(Raw records)
[Begin]

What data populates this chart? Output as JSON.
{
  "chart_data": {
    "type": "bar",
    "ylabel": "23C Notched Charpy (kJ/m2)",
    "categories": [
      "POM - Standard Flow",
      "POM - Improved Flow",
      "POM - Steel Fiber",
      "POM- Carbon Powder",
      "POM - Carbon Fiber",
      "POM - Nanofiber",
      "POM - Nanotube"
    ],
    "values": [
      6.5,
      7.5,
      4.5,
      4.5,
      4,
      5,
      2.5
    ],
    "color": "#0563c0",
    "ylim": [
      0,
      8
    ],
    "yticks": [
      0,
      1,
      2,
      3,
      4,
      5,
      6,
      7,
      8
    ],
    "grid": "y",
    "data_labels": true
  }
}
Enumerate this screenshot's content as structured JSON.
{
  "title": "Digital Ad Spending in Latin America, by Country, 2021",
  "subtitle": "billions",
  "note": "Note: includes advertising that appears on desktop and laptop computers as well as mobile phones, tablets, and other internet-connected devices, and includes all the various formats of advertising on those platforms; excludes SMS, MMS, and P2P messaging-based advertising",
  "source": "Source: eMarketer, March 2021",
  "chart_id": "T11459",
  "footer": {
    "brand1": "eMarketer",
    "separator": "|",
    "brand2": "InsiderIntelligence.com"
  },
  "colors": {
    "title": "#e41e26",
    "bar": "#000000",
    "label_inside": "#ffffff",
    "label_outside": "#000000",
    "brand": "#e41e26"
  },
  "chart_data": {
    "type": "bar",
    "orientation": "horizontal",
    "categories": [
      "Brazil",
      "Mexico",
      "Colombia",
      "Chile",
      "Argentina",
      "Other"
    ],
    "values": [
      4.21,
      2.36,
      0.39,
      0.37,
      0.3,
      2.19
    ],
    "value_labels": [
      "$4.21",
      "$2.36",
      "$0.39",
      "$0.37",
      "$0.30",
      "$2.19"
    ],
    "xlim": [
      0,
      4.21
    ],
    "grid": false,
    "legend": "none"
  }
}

[End]

:: Given instruction ::
Reply with nothing but a number: how many lines of the entries above contain the string "eMarketer"?

:: Exercise output ::
2